Short exercise> Identify the lines holding "component" and copy them.

Provided material>

+ + + +

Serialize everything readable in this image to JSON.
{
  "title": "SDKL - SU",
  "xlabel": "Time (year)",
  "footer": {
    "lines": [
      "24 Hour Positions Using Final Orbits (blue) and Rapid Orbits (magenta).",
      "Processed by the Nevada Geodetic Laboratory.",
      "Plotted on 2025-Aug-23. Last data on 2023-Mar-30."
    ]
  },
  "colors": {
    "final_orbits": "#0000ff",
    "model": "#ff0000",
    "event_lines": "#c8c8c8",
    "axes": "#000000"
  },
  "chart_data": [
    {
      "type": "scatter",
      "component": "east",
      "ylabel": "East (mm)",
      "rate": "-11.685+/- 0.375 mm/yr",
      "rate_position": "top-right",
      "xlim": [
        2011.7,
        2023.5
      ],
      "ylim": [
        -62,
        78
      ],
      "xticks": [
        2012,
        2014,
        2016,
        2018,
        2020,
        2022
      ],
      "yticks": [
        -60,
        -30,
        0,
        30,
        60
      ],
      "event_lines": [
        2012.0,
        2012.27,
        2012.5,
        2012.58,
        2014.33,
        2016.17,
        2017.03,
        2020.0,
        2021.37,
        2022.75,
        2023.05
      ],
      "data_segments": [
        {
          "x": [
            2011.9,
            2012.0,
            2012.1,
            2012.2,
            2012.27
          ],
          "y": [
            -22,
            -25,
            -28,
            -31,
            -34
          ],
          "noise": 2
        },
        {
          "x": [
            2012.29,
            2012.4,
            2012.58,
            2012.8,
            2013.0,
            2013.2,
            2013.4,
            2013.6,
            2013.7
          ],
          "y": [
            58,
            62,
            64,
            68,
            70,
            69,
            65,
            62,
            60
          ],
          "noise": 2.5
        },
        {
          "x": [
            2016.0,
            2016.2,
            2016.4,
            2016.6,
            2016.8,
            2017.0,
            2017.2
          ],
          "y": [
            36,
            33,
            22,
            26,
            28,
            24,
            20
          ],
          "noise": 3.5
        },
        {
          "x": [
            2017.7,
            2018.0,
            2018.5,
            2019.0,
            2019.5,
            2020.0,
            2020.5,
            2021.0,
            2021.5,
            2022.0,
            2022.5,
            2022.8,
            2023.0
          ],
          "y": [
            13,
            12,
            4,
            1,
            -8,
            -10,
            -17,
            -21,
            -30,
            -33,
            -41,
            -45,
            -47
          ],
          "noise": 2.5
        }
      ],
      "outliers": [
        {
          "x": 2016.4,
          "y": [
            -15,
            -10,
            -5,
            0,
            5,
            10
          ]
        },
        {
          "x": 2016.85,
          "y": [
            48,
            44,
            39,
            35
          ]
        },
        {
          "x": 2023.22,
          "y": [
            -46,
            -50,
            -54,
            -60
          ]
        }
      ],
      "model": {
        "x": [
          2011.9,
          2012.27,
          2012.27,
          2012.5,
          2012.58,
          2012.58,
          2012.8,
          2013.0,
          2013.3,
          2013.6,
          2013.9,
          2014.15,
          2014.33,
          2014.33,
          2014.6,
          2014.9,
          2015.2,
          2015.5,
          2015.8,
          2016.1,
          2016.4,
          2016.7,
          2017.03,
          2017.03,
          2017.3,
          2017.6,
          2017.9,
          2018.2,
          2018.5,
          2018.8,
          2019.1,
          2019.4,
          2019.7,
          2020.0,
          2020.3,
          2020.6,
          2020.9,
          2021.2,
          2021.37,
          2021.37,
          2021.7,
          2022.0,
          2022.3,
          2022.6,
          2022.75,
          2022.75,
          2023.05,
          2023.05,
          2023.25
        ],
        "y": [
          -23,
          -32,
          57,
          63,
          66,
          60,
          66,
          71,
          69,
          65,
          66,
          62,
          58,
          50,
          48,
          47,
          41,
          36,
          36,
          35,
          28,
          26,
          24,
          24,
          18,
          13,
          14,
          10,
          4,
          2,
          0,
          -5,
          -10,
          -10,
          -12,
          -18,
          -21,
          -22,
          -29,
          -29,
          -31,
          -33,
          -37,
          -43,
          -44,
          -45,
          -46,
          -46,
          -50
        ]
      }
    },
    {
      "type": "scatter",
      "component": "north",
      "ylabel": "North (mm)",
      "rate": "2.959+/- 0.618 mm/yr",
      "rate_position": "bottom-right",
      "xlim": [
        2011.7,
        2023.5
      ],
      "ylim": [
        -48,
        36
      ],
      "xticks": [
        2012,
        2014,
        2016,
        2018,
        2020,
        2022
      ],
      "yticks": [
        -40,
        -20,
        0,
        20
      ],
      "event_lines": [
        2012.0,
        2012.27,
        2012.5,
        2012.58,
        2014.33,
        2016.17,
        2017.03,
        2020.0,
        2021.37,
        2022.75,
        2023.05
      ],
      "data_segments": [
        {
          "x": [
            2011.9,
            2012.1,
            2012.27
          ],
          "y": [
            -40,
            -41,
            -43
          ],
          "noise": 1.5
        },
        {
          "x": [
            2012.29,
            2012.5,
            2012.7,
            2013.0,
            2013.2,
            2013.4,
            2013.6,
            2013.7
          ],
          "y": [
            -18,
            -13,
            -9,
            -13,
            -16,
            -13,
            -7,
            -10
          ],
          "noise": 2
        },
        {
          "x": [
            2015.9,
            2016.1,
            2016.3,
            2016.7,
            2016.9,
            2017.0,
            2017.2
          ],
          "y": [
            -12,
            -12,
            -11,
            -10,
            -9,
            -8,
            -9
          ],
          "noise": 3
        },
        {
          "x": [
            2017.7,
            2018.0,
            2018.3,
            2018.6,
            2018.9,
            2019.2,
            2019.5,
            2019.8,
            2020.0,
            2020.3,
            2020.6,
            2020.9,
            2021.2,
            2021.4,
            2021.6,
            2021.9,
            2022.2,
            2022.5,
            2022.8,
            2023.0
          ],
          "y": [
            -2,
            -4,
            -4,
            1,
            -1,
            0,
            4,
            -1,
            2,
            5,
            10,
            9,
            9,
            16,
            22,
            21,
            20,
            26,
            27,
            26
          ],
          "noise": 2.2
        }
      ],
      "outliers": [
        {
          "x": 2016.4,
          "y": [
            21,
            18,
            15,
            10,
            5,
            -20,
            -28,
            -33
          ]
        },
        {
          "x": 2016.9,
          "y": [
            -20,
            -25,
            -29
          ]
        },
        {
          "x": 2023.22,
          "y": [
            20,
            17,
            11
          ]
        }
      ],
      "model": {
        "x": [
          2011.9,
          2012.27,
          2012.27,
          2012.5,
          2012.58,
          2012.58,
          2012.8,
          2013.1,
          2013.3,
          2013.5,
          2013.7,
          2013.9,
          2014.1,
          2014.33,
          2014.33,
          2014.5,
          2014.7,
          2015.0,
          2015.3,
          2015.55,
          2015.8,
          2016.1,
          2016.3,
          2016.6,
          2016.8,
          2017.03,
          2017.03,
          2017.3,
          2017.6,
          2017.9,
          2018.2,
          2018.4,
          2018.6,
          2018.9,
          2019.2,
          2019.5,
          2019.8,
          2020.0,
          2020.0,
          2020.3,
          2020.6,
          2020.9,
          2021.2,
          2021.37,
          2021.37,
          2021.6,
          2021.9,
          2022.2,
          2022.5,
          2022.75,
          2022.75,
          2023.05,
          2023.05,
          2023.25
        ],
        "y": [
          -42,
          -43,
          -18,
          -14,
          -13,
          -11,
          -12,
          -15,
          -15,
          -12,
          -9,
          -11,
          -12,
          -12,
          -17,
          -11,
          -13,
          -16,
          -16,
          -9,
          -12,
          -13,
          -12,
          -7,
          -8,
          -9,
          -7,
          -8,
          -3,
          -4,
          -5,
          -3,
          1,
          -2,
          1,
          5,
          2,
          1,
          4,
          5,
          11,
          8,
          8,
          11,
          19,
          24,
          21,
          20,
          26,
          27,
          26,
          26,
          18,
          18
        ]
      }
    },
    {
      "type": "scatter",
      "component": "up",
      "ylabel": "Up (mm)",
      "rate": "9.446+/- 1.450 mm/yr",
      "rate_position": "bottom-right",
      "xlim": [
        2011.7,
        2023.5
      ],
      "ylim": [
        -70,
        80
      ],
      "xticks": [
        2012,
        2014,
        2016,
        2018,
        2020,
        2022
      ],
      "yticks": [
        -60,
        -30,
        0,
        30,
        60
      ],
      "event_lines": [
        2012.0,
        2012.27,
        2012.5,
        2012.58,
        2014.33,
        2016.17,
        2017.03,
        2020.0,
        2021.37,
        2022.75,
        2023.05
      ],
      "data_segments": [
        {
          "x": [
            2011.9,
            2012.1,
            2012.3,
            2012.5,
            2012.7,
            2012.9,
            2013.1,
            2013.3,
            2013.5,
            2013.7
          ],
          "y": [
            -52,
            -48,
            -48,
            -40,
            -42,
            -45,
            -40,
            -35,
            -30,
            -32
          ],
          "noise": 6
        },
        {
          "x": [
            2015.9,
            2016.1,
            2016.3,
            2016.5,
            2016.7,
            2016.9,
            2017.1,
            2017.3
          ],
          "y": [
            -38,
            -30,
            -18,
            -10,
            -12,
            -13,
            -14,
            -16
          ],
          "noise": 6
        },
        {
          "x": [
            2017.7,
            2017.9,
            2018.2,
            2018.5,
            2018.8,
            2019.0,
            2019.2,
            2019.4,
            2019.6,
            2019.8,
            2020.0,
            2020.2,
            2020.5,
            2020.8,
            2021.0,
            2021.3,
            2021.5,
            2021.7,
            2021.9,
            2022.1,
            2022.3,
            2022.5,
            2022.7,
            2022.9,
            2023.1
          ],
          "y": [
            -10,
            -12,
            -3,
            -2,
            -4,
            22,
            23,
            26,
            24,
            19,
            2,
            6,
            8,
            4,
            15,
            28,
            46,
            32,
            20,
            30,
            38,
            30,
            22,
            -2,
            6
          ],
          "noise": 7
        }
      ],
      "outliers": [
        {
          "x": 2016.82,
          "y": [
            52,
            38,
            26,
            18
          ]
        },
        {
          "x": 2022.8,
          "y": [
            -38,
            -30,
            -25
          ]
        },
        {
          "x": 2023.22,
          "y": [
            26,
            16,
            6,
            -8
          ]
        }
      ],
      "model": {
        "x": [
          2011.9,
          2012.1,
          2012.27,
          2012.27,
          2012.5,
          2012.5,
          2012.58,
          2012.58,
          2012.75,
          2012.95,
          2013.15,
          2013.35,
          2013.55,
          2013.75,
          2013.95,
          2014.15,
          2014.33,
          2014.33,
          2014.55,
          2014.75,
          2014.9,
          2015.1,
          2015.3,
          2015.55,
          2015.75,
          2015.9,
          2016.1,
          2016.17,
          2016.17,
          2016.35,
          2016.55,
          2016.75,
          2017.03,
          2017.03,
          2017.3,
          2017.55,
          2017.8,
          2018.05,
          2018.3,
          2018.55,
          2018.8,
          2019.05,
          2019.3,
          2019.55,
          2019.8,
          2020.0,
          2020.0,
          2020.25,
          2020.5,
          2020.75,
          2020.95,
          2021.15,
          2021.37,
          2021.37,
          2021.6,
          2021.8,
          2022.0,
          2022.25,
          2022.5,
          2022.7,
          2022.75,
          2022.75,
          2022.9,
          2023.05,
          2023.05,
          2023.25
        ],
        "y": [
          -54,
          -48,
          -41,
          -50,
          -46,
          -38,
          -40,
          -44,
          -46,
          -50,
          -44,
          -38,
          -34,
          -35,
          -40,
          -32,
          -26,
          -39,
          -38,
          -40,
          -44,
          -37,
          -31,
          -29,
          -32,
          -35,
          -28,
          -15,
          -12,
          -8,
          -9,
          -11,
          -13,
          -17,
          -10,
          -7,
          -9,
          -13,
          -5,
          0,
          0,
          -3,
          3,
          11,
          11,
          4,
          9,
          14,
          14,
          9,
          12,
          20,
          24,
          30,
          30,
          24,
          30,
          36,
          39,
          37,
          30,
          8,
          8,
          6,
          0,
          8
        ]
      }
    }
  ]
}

+ + + +

Complete response>
      "component": "east",
      "component": "north",
      "component": "up",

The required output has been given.